Records from a dataset
******************************

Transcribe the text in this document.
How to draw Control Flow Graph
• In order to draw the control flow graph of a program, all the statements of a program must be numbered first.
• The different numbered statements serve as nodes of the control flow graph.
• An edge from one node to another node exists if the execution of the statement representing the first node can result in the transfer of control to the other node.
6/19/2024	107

******************************

Stated exercise:
All of the data must be returned exactly.

Answer to the exercise:
Transcribe the text in this document.
How to draw Control Flow Graph
• In order to draw the control flow graph of a program, all the statements of a program must be numbered first.
• The different numbered statements serve as nodes of the control flow graph.
• An edge from one node to another node exists if the execution of the statement representing the first node can result in the transfer of control to the other node.
6/19/2024	107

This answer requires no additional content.